• **Problem to work on**:
Locate and copy each line in the data that contains the word "summary".

·····

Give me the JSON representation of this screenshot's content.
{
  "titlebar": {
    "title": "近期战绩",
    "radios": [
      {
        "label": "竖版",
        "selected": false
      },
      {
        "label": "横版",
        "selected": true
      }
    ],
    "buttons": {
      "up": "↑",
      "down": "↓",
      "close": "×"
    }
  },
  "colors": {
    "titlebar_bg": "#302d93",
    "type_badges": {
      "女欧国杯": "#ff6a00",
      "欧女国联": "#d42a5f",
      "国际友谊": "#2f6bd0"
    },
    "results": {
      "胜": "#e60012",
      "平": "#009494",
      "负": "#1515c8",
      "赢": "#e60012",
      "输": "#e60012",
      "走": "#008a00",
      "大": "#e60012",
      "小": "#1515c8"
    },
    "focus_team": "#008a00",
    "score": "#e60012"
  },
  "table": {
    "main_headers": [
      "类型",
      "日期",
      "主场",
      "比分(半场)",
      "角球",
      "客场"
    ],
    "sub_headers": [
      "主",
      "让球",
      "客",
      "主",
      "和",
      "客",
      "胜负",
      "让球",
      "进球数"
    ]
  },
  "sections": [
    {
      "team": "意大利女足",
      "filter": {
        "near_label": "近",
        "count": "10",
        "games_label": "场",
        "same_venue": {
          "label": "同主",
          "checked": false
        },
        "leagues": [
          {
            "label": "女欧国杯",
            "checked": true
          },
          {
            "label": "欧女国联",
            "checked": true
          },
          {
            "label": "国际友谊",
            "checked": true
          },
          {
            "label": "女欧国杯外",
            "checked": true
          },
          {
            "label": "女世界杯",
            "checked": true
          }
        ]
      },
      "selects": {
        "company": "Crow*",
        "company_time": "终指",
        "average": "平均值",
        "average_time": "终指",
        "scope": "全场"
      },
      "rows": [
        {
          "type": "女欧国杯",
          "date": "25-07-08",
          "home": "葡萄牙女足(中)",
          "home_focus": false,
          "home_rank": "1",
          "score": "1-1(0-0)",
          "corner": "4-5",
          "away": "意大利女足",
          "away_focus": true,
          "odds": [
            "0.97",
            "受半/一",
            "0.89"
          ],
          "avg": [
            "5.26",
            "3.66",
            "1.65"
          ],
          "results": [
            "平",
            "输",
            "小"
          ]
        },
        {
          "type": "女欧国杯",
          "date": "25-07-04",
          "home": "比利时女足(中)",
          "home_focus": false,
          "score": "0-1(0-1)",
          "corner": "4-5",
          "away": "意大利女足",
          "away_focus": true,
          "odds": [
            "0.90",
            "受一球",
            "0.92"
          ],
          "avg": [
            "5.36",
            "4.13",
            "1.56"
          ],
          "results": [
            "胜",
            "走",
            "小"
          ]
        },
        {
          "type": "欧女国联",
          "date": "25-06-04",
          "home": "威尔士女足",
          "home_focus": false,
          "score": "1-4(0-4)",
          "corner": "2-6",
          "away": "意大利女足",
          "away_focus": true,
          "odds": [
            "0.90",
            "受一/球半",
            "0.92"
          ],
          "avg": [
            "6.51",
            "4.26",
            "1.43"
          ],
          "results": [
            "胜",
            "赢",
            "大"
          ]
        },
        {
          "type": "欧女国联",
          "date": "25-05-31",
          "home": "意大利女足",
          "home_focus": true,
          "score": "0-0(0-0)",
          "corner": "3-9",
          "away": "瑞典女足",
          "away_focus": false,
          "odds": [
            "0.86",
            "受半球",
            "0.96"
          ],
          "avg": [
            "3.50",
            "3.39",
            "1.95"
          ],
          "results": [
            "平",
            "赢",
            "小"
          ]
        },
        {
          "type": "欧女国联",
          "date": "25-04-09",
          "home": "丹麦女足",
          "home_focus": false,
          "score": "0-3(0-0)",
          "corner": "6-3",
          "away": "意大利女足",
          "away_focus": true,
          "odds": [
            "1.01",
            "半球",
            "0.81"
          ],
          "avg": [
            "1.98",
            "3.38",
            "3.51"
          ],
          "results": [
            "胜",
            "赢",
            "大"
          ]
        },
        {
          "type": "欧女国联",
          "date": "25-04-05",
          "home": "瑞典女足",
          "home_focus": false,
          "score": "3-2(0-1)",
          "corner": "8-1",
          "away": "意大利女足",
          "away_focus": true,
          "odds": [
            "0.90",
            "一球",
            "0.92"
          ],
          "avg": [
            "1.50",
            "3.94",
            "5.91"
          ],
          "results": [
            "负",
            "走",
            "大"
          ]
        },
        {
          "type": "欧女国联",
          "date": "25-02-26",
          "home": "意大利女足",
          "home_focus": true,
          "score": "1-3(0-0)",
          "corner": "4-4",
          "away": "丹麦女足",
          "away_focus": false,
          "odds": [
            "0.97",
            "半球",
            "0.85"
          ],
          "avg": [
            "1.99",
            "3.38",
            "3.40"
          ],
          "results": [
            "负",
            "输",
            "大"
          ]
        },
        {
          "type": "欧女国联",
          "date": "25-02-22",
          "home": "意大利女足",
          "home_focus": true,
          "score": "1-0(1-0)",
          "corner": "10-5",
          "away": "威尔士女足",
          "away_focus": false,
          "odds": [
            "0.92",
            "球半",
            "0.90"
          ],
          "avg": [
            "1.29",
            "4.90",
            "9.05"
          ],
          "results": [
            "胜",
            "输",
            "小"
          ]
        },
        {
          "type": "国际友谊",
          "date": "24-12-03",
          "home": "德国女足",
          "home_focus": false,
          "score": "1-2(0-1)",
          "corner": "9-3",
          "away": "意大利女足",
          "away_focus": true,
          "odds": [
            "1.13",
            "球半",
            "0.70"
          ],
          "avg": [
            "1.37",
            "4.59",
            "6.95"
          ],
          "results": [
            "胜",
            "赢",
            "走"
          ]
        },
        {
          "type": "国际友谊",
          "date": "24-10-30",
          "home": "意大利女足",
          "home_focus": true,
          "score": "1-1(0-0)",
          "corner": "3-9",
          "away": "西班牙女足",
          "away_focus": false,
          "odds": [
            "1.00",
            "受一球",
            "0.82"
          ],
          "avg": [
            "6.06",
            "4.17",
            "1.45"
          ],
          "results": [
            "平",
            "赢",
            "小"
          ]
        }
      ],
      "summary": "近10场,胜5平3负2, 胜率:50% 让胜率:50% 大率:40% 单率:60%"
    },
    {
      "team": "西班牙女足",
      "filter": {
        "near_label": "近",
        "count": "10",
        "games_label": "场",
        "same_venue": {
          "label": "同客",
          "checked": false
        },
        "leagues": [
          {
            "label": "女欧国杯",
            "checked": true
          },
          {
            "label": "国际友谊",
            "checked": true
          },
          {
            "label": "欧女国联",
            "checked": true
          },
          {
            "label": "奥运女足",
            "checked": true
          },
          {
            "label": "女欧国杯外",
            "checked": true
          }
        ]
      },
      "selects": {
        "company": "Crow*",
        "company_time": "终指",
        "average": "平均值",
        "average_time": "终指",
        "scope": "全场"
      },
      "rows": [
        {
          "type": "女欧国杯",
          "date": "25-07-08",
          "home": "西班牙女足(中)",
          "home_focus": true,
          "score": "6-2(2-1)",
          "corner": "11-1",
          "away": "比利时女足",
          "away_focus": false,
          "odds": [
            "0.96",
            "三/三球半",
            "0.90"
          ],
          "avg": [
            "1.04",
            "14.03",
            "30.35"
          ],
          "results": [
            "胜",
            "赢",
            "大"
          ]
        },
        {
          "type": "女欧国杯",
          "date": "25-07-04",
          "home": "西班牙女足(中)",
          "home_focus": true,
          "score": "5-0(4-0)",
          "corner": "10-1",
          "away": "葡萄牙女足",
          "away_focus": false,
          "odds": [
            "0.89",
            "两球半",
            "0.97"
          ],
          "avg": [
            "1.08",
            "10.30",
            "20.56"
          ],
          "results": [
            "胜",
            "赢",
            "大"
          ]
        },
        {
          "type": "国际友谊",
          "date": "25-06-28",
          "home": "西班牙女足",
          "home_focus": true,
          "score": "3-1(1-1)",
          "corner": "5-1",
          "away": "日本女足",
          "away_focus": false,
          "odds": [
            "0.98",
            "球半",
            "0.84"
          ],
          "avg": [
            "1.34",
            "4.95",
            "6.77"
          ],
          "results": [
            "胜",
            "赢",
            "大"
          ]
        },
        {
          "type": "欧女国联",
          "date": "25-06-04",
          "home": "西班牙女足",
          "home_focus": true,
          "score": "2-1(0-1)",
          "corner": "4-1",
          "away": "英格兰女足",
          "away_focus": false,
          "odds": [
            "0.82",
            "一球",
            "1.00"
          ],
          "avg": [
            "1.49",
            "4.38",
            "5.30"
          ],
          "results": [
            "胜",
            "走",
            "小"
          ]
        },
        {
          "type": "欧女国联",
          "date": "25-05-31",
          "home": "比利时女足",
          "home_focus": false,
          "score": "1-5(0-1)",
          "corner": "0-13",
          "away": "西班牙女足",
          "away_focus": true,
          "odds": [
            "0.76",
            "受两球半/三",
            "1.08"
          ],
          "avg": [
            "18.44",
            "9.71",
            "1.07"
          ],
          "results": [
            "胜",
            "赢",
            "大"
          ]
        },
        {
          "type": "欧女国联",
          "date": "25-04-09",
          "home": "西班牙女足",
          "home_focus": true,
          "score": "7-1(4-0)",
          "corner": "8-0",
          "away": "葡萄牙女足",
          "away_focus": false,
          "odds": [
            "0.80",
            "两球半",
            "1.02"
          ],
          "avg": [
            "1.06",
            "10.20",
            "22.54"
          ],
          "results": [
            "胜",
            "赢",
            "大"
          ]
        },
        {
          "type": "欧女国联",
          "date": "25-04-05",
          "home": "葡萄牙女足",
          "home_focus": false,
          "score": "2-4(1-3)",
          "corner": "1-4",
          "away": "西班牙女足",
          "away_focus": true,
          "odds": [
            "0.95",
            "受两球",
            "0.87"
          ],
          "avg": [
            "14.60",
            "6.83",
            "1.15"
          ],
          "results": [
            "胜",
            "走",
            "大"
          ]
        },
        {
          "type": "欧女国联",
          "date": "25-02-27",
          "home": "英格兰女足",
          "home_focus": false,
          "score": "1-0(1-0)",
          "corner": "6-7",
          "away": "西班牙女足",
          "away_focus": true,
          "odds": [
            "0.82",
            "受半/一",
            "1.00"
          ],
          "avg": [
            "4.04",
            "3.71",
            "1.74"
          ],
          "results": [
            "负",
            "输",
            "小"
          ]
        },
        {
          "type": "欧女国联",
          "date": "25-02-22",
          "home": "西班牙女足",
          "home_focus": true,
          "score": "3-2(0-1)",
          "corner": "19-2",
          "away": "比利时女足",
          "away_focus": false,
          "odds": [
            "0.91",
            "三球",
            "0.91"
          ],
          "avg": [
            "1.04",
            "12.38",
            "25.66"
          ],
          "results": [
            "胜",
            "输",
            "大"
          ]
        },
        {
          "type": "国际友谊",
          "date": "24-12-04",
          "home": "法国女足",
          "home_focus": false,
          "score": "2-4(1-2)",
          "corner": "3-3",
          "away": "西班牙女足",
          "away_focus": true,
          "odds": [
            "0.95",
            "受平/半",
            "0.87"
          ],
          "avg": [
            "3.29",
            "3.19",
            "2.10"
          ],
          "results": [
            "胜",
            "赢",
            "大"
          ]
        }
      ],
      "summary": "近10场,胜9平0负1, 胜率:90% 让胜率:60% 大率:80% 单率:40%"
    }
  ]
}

·····

• **The solution**:
      "summary": "近10场,胜5平3负2, 胜率:50% 让胜率:50% 大率:40% 单率:60%"
      "summary": "近10场,胜9平0负1, 胜率:90% 让胜率:60% 大率:80% 单率:40%"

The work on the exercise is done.